What number of lines in the material contain the word "color"? Give that number alone.

————

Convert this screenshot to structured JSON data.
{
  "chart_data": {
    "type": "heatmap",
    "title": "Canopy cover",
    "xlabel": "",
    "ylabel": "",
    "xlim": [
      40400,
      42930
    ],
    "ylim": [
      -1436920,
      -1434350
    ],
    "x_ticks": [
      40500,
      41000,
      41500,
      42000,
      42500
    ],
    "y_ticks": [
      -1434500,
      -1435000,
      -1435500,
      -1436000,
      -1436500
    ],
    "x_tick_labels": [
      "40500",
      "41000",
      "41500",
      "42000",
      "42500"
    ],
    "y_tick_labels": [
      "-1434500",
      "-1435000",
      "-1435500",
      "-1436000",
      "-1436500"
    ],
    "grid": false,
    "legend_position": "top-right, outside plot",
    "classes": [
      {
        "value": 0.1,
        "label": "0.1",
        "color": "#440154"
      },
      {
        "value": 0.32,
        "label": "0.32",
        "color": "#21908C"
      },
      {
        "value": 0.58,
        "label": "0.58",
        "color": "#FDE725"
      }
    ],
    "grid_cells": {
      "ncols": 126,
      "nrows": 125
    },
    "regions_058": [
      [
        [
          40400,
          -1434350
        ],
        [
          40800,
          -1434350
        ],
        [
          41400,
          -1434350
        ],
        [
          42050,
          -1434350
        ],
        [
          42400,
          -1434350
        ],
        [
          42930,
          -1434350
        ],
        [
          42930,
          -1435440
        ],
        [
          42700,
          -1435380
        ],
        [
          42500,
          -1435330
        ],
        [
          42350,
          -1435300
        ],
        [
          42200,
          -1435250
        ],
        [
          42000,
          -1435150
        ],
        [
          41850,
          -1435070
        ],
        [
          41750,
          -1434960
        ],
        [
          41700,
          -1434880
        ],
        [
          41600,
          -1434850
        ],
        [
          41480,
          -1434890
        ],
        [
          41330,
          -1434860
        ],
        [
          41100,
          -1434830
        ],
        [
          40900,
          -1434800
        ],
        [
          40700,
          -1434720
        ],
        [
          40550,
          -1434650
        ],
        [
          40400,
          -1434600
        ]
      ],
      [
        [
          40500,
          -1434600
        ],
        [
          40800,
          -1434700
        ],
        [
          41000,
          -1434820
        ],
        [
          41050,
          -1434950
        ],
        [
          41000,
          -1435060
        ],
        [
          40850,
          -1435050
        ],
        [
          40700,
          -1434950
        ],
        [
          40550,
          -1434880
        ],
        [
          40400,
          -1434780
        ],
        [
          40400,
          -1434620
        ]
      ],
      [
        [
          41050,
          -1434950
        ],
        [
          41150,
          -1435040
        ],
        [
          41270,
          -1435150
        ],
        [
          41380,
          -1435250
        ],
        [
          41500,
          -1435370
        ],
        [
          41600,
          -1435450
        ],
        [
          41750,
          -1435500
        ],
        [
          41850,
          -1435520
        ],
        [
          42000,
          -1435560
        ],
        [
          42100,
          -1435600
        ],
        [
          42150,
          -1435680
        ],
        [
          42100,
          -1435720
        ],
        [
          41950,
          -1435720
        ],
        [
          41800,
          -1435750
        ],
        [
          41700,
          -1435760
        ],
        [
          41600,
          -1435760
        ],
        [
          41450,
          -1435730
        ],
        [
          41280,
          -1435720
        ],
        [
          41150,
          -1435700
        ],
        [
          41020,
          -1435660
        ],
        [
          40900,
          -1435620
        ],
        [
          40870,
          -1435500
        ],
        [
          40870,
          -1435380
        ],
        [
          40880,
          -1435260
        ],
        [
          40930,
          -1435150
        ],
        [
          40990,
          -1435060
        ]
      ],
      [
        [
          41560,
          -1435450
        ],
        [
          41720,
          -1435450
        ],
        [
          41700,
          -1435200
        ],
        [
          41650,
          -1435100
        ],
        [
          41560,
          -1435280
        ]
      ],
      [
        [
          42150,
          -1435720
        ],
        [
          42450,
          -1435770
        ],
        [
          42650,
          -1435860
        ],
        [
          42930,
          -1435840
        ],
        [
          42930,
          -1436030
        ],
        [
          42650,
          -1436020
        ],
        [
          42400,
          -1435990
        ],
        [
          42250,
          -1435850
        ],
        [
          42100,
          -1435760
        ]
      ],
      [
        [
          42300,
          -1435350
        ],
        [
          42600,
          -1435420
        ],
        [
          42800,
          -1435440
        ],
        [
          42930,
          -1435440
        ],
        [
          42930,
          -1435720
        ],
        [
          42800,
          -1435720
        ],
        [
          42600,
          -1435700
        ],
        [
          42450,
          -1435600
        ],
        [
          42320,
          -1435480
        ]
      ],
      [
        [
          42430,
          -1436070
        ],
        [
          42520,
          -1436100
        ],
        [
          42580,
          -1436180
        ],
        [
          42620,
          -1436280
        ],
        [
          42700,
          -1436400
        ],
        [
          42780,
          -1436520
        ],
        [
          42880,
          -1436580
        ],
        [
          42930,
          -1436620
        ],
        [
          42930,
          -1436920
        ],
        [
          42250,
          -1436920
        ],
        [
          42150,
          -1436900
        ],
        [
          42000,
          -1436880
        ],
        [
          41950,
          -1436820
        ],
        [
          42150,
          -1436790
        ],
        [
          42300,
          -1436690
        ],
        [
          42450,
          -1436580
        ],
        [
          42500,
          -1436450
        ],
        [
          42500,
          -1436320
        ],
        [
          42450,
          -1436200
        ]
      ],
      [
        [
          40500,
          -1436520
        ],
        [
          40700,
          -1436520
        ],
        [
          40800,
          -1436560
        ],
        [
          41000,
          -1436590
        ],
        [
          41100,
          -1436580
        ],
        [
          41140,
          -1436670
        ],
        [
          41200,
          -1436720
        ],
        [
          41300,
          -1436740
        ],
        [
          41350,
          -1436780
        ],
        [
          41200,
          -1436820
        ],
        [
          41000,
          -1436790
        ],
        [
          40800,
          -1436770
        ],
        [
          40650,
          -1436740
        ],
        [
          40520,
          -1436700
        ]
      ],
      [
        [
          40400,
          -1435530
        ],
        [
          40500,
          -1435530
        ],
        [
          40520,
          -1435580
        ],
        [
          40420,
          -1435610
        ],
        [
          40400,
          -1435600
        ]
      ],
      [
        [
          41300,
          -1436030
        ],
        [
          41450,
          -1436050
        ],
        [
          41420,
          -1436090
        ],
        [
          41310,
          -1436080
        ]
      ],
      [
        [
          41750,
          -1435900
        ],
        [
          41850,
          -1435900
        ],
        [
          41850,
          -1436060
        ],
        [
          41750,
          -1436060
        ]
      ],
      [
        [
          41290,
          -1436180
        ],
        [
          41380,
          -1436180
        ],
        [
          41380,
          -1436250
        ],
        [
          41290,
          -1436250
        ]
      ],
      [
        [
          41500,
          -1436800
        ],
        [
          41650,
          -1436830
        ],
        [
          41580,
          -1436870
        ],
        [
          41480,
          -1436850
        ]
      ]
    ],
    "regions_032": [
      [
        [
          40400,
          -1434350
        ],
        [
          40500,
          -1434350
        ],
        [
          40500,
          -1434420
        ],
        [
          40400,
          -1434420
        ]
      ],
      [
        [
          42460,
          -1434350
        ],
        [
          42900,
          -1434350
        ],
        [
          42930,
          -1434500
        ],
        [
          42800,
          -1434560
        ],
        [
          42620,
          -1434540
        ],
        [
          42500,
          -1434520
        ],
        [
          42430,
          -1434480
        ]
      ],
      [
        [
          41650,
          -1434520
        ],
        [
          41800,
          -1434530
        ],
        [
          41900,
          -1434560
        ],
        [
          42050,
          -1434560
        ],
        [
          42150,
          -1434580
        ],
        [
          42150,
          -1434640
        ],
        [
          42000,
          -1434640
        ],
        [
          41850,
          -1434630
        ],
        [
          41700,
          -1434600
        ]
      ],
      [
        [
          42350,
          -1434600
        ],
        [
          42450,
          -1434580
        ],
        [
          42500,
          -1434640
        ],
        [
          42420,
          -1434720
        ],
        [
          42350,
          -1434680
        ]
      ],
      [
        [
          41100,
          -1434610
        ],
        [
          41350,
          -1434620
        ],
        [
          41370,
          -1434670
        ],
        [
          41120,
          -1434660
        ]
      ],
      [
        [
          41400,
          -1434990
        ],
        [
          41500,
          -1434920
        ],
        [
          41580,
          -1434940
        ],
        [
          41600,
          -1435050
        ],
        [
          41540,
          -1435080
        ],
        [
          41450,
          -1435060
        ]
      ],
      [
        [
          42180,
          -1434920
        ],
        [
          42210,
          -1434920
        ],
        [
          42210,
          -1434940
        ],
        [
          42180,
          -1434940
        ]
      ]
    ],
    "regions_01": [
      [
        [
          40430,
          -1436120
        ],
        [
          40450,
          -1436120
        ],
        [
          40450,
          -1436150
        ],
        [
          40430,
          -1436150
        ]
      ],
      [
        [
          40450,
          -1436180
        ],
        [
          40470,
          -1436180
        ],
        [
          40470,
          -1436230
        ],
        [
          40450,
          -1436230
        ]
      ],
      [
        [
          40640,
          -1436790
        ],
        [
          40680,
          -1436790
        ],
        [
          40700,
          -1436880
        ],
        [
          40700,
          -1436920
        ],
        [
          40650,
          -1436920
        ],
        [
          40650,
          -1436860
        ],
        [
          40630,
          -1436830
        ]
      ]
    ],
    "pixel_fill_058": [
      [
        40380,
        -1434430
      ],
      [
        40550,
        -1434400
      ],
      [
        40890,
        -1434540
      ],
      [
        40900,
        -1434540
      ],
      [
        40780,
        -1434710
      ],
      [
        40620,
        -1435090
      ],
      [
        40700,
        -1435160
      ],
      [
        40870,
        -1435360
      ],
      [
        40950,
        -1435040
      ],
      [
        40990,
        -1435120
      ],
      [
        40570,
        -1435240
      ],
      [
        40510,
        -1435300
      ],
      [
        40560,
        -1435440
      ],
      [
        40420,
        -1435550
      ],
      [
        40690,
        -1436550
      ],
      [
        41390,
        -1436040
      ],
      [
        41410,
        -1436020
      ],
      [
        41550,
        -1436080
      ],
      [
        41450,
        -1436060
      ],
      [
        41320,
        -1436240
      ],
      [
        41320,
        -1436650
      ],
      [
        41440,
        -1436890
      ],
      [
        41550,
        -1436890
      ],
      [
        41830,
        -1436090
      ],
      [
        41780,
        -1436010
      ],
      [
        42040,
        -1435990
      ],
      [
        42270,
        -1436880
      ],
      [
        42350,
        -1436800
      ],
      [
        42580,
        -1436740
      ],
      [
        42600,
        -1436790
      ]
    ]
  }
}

————

## SOLUTION TO THE EXERCISE
3